__The problem__:
Output each entry exactly; skip nothing.

__Dataset__:
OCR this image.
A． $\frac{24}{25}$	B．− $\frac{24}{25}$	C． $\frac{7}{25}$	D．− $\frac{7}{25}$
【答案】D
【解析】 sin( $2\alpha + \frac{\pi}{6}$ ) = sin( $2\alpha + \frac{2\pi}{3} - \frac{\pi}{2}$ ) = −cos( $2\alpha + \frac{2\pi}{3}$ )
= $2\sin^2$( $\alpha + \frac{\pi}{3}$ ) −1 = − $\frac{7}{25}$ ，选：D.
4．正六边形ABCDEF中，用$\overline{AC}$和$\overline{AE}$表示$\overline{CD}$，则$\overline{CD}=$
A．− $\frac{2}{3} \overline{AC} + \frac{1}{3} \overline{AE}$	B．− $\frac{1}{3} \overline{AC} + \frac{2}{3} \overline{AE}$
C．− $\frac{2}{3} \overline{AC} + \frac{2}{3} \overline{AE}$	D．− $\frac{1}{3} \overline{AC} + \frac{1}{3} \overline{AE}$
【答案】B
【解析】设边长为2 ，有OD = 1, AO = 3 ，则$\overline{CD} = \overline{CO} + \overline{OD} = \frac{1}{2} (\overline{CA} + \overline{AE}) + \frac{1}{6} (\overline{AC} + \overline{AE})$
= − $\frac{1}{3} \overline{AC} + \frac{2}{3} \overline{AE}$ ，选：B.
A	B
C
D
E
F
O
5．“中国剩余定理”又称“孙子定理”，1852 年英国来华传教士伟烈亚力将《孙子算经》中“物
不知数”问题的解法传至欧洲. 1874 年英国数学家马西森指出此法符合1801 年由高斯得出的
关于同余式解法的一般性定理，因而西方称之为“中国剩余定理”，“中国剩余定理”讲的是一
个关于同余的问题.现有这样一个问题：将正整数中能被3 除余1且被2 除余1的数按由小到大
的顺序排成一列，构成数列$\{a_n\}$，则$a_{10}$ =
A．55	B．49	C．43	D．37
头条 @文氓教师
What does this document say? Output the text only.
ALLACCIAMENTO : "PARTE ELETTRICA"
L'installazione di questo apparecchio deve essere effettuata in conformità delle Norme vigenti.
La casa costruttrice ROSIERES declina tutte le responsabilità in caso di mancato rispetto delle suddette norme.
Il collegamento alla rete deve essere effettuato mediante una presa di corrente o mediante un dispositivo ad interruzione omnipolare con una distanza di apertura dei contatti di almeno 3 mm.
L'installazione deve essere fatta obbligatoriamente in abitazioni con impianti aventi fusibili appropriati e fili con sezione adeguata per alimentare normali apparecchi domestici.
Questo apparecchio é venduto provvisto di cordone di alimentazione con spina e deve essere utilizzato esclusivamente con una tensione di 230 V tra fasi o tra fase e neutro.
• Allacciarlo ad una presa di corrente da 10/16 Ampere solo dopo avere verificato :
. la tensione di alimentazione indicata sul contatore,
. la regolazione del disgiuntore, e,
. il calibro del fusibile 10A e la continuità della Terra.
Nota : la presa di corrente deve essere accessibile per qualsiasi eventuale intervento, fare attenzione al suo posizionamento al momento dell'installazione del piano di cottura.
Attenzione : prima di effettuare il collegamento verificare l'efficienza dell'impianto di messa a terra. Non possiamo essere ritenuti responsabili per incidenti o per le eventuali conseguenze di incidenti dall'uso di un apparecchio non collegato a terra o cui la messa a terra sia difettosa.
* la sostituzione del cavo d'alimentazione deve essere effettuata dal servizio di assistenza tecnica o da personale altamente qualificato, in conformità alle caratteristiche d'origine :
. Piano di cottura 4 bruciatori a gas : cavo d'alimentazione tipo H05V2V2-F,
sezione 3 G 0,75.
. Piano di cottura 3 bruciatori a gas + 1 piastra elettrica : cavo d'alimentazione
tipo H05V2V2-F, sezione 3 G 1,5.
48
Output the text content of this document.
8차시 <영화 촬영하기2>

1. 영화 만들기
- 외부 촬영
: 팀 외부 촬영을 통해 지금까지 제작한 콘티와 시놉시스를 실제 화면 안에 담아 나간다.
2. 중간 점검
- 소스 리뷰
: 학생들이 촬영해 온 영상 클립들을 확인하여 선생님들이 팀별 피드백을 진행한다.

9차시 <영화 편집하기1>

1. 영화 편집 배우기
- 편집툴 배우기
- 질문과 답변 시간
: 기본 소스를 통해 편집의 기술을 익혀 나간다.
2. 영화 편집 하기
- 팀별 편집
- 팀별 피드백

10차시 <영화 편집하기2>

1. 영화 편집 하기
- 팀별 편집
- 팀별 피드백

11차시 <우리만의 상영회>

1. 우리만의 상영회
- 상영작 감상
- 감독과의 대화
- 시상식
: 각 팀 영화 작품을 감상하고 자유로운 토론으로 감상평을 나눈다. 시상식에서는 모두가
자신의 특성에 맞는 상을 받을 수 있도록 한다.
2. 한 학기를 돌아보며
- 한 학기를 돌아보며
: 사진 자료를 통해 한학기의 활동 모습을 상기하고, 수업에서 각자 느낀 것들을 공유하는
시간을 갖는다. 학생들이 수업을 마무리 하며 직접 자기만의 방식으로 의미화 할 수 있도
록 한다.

__Completed task__:
OCR this image.
A． $\frac{24}{25}$	B．− $\frac{24}{25}$	C． $\frac{7}{25}$	D．− $\frac{7}{25}$
【答案】D
【解析】 sin( $2\alpha + \frac{\pi}{6}$ ) = sin( $2\alpha + \frac{2\pi}{3} - \frac{\pi}{2}$ ) = −cos( $2\alpha + \frac{2\pi}{3}$ )
= $2\sin^2$( $\alpha + \frac{\pi}{3}$ ) −1 = − $\frac{7}{25}$ ，选：D.
4．正六边形ABCDEF中，用$\overline{AC}$和$\overline{AE}$表示$\overline{CD}$，则$\overline{CD}=$
A．− $\frac{2}{3} \overline{AC} + \frac{1}{3} \overline{AE}$	B．− $\frac{1}{3} \overline{AC} + \frac{2}{3} \overline{AE}$
C．− $\frac{2}{3} \overline{AC} + \frac{2}{3} \overline{AE}$	D．− $\frac{1}{3} \overline{AC} + \frac{1}{3} \overline{AE}$
【答案】B
【解析】设边长为2 ，有OD = 1, AO = 3 ，则$\overline{CD} = \overline{CO} + \overline{OD} = \frac{1}{2} (\overline{CA} + \overline{AE}) + \frac{1}{6} (\overline{AC} + \overline{AE})$
= − $\frac{1}{3} \overline{AC} + \frac{2}{3} \overline{AE}$ ，选：B.
A	B
C
D
E
F
O
5．“中国剩余定理”又称“孙子定理”，1852 年英国来华传教士伟烈亚力将《孙子算经》中“物
不知数”问题的解法传至欧洲. 1874 年英国数学家马西森指出此法符合1801 年由高斯得出的
关于同余式解法的一般性定理，因而西方称之为“中国剩余定理”，“中国剩余定理”讲的是一
个关于同余的问题.现有这样一个问题：将正整数中能被3 除余1且被2 除余1的数按由小到大
的顺序排成一列，构成数列$\{a_n\}$，则$a_{10}$ =
A．55	B．49	C．43	D．37
头条 @文氓教师
What does this document say? Output the text only.
ALLACCIAMENTO : "PARTE ELETTRICA"
L'installazione di questo apparecchio deve essere effettuata in conformità delle Norme vigenti.
La casa costruttrice ROSIERES declina tutte le responsabilità in caso di mancato rispetto delle suddette norme.
Il collegamento alla rete deve essere effettuato mediante una presa di corrente o mediante un dispositivo ad interruzione omnipolare con una distanza di apertura dei contatti di almeno 3 mm.
L'installazione deve essere fatta obbligatoriamente in abitazioni con impianti aventi fusibili appropriati e fili con sezione adeguata per alimentare normali apparecchi domestici.
Questo apparecchio é venduto provvisto di cordone di alimentazione con spina e deve essere utilizzato esclusivamente con una tensione di 230 V tra fasi o tra fase e neutro.
• Allacciarlo ad una presa di corrente da 10/16 Ampere solo dopo avere verificato :
. la tensione di alimentazione indicata sul contatore,
. la regolazione del disgiuntore, e,
. il calibro del fusibile 10A e la continuità della Terra.
Nota : la presa di corrente deve essere accessibile per qualsiasi eventuale intervento, fare attenzione al suo posizionamento al momento dell'installazione del piano di cottura.
Attenzione : prima di effettuare il collegamento verificare l'efficienza dell'impianto di messa a terra. Non possiamo essere ritenuti responsabili per incidenti o per le eventuali conseguenze di incidenti dall'uso di un apparecchio non collegato a terra o cui la messa a terra sia difettosa.
* la sostituzione del cavo d'alimentazione deve essere effettuata dal servizio di assistenza tecnica o da personale altamente qualificato, in conformità alle caratteristiche d'origine :
. Piano di cottura 4 bruciatori a gas : cavo d'alimentazione tipo H05V2V2-F,
sezione 3 G 0,75.
. Piano di cottura 3 bruciatori a gas + 1 piastra elettrica : cavo d'alimentazione
tipo H05V2V2-F, sezione 3 G 1,5.
48
Output the text content of this document.
8차시 <영화 촬영하기2>

1. 영화 만들기
- 외부 촬영
: 팀 외부 촬영을 통해 지금까지 제작한 콘티와 시놉시스를 실제 화면 안에 담아 나간다.
2. 중간 점검
- 소스 리뷰
: 학생들이 촬영해 온 영상 클립들을 확인하여 선생님들이 팀별 피드백을 진행한다.

9차시 <영화 편집하기1>

1. 영화 편집 배우기
- 편집툴 배우기
- 질문과 답변 시간
: 기본 소스를 통해 편집의 기술을 익혀 나간다.
2. 영화 편집 하기
- 팀별 편집
- 팀별 피드백

10차시 <영화 편집하기2>

1. 영화 편집 하기
- 팀별 편집
- 팀별 피드백

11차시 <우리만의 상영회>

1. 우리만의 상영회
- 상영작 감상
- 감독과의 대화
- 시상식
: 각 팀 영화 작품을 감상하고 자유로운 토론으로 감상평을 나눈다. 시상식에서는 모두가
자신의 특성에 맞는 상을 받을 수 있도록 한다.
2. 한 학기를 돌아보며
- 한 학기를 돌아보며
: 사진 자료를 통해 한학기의 활동 모습을 상기하고, 수업에서 각자 느낀 것들을 공유하는
시간을 갖는다. 학생들이 수업을 마무리 하며 직접 자기만의 방식으로 의미화 할 수 있도
록 한다.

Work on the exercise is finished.